▶ _Written instruction_:
Copy the data that follows exactly. Include no pictures.

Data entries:
►
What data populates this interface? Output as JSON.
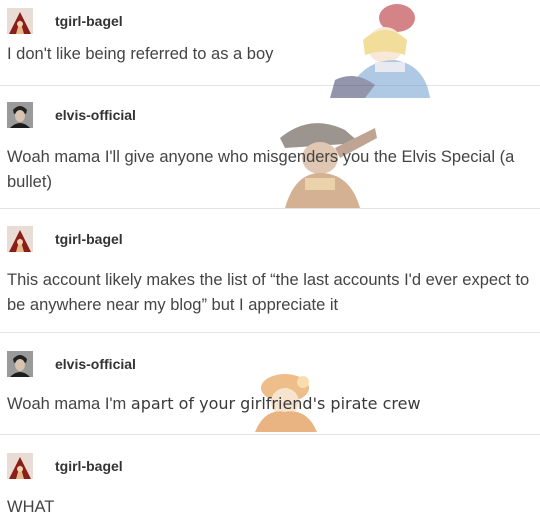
{
  "posts": [
    {
      "username": "tgirl-bagel",
      "avatar": "tgirl-bagel-avatar",
      "text": "I don't like being referred to as a boy"
    },
    {
      "username": "elvis-official",
      "avatar": "elvis-official-avatar",
      "text": "Woah mama I'll give anyone who misgenders you the Elvis Special (a bullet)"
    },
    {
      "username": "tgirl-bagel",
      "avatar": "tgirl-bagel-avatar",
      "text": "This account likely makes the list of “the last accounts I'd ever expect to be anywhere near my blog” but I appreciate it"
    },
    {
      "username": "elvis-official",
      "avatar": "elvis-official-avatar",
      "text_a": "Woah mama I'm ",
      "text_b": "apart of your girlfriend's pirate crew"
    },
    {
      "username": "tgirl-bagel",
      "avatar": "tgirl-bagel-avatar",
      "text": "WHAT"
    }
  ]
}
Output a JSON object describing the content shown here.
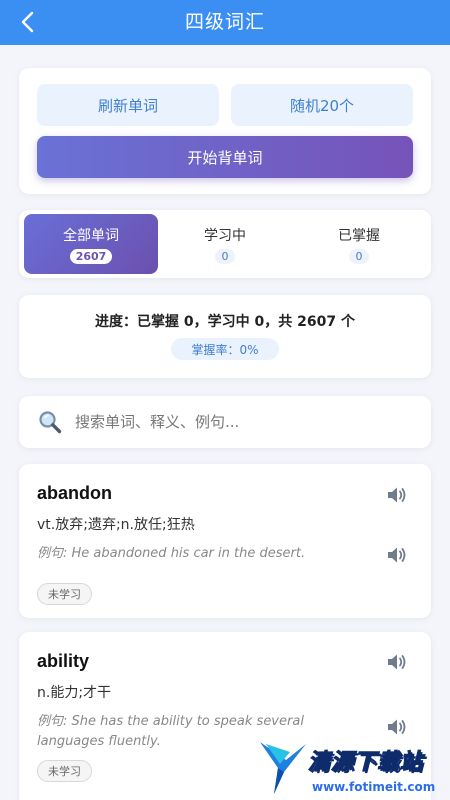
{
  "header": {
    "title": "四级词汇"
  },
  "actions": {
    "refresh_label": "刷新单词",
    "random_label": "随机20个",
    "start_label": "开始背单词"
  },
  "tabs": [
    {
      "label": "全部单词",
      "count": "2607",
      "active": true
    },
    {
      "label": "学习中",
      "count": "0",
      "active": false
    },
    {
      "label": "已掌握",
      "count": "0",
      "active": false
    }
  ],
  "progress": {
    "summary": "进度：已掌握 0，学习中 0，共 2607 个",
    "mastery_rate": "掌握率：0%"
  },
  "search": {
    "placeholder": "搜索单词、释义、例句..."
  },
  "words": [
    {
      "word": "abandon",
      "definition": "vt.放弃;遗弃;n.放任;狂热",
      "example_prefix": "例句:",
      "example": "He abandoned his car in the desert.",
      "status": "未学习"
    },
    {
      "word": "ability",
      "definition": "n.能力;才干",
      "example_prefix": "例句:",
      "example": "She has the ability to speak several languages fluently.",
      "status": "未学习"
    }
  ],
  "watermark": {
    "text": "清源下载站",
    "url": "www.fotimeit.com"
  },
  "colors": {
    "header": "#3b8ff3",
    "accent_purple": "#6b55b5",
    "light_button": "#eaf3fd",
    "light_button_text": "#3f7fcf"
  }
}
◄
▶ _Output_:
What data populates this interface? Output as JSON.
{
  "posts": [
    {
      "username": "tgirl-bagel",
      "avatar": "tgirl-bagel-avatar",
      "text": "I don't like being referred to as a boy"
    },
    {
      "username": "elvis-official",
      "avatar": "elvis-official-avatar",
      "text": "Woah mama I'll give anyone who misgenders you the Elvis Special (a bullet)"
    },
    {
      "username": "tgirl-bagel",
      "avatar": "tgirl-bagel-avatar",
      "text": "This account likely makes the list of “the last accounts I'd ever expect to be anywhere near my blog” but I appreciate it"
    },
    {
      "username": "elvis-official",
      "avatar": "elvis-official-avatar",
      "text_a": "Woah mama I'm ",
      "text_b": "apart of your girlfriend's pirate crew"
    },
    {
      "username": "tgirl-bagel",
      "avatar": "tgirl-bagel-avatar",
      "text": "WHAT"
    }
  ]
}
Output a JSON object describing the content shown here.
{
  "header": {
    "title": "四级词汇"
  },
  "actions": {
    "refresh_label": "刷新单词",
    "random_label": "随机20个",
    "start_label": "开始背单词"
  },
  "tabs": [
    {
      "label": "全部单词",
      "count": "2607",
      "active": true
    },
    {
      "label": "学习中",
      "count": "0",
      "active": false
    },
    {
      "label": "已掌握",
      "count": "0",
      "active": false
    }
  ],
  "progress": {
    "summary": "进度：已掌握 0，学习中 0，共 2607 个",
    "mastery_rate": "掌握率：0%"
  },
  "search": {
    "placeholder": "搜索单词、释义、例句..."
  },
  "words": [
    {
      "word": "abandon",
      "definition": "vt.放弃;遗弃;n.放任;狂热",
      "example_prefix": "例句:",
      "example": "He abandoned his car in the desert.",
      "status": "未学习"
    },
    {
      "word": "ability",
      "definition": "n.能力;才干",
      "example_prefix": "例句:",
      "example": "She has the ability to speak several languages fluently.",
      "status": "未学习"
    }
  ],
  "watermark": {
    "text": "清源下载站",
    "url": "www.fotimeit.com"
  },
  "colors": {
    "header": "#3b8ff3",
    "accent_purple": "#6b55b5",
    "light_button": "#eaf3fd",
    "light_button_text": "#3f7fcf"
  }
}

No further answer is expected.